** Begin RECORDS PROVIDED **

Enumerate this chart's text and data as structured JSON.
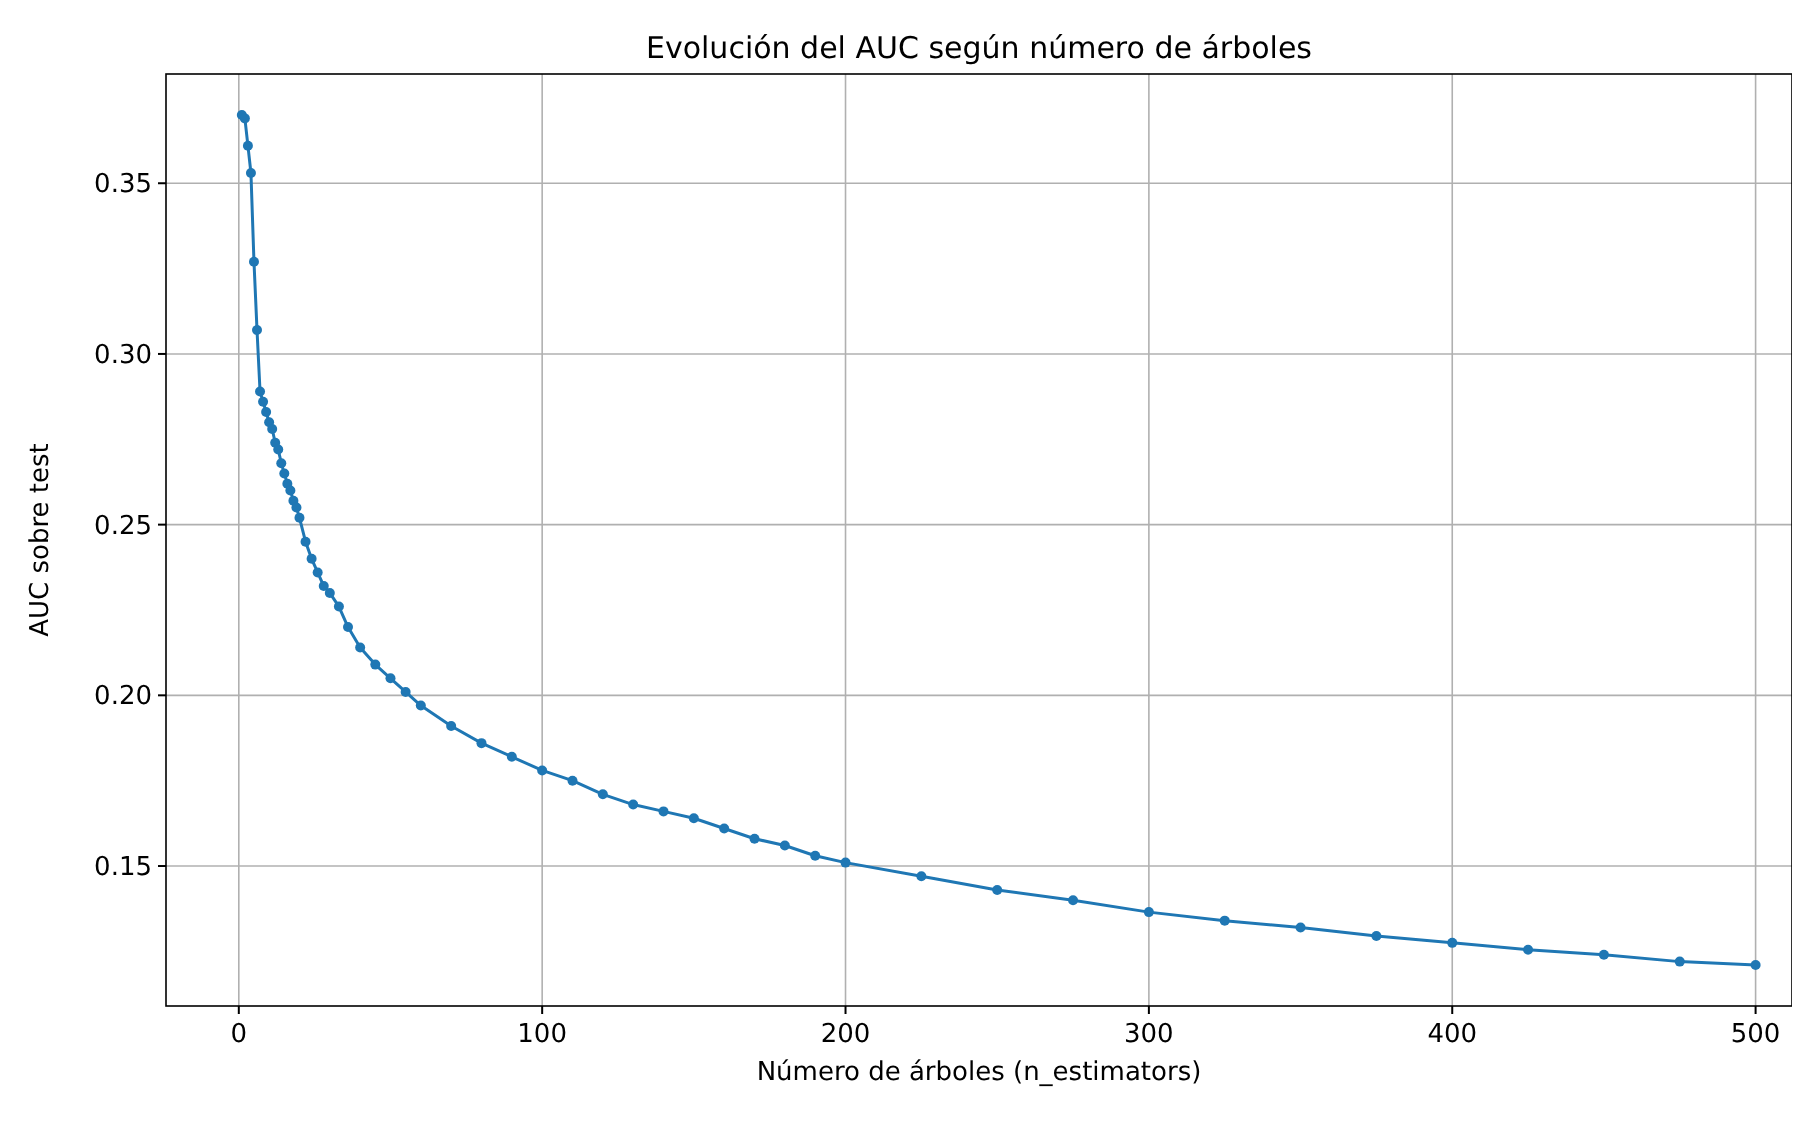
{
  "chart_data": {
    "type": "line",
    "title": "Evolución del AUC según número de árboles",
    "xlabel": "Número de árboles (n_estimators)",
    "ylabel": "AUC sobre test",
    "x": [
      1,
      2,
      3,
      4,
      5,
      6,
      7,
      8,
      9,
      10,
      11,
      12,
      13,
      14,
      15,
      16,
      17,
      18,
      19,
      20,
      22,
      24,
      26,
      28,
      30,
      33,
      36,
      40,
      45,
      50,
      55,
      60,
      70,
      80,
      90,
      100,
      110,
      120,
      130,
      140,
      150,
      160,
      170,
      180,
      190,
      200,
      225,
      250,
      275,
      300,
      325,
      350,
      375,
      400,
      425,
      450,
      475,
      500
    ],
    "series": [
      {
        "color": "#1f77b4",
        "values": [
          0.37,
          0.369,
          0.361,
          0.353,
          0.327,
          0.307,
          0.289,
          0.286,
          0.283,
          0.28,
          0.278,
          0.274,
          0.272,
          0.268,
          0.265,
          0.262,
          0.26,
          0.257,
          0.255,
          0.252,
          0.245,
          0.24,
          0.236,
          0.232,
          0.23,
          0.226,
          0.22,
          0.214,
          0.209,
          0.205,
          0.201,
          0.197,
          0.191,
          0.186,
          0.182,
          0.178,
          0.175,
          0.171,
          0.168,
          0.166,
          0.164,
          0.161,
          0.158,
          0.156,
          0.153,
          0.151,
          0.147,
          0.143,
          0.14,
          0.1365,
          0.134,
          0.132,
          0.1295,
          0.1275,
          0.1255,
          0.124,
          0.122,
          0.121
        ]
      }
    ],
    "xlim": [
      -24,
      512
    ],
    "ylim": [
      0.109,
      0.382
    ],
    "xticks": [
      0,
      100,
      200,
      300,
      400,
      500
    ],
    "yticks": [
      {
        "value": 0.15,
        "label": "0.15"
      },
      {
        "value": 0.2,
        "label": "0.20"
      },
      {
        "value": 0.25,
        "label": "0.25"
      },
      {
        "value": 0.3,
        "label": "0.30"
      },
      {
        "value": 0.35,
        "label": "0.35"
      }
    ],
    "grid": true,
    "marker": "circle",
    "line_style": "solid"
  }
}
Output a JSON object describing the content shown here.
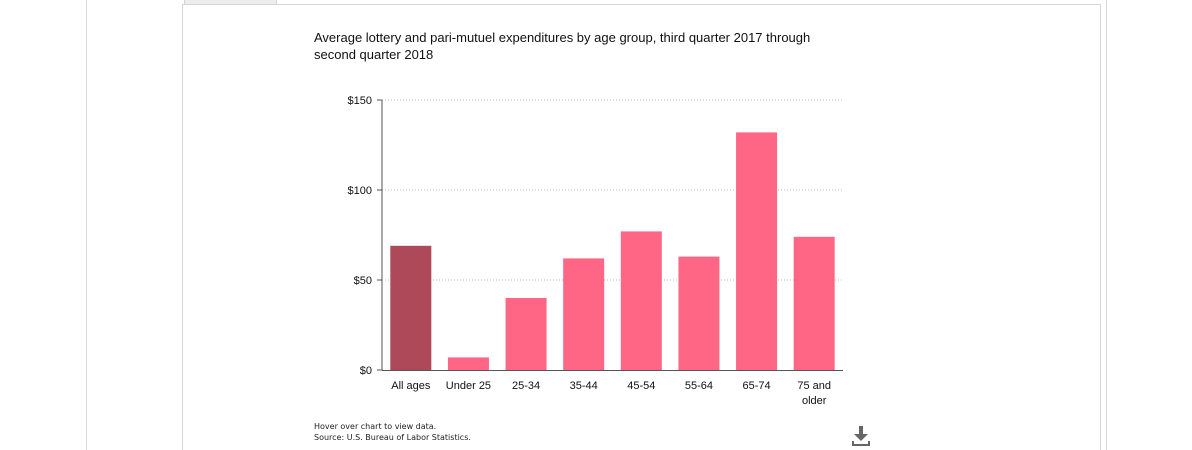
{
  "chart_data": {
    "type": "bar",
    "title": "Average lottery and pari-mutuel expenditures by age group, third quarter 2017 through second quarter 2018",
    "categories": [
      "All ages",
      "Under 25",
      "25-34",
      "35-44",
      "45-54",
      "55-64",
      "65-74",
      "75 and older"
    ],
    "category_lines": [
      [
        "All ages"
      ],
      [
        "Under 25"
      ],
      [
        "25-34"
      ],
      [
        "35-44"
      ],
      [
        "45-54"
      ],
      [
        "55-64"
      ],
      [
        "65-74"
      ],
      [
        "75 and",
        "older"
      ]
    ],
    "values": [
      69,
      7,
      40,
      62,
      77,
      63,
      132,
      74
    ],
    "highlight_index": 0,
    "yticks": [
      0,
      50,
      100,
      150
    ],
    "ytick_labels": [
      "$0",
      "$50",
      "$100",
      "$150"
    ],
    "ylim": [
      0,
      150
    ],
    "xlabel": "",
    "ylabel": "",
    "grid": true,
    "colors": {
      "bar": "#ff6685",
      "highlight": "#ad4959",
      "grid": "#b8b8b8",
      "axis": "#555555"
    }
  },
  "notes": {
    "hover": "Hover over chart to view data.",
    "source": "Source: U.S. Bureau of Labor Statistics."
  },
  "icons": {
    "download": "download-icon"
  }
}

** End RECORDS PROVIDED **

** DIRECTIVE **
Collect the lines of the data that carry the word "árboles".

** RESULT OF THE TASK **
    "title": "Evolución del AUC según número de árboles",
    "xlabel": "Número de árboles (n_estimators)",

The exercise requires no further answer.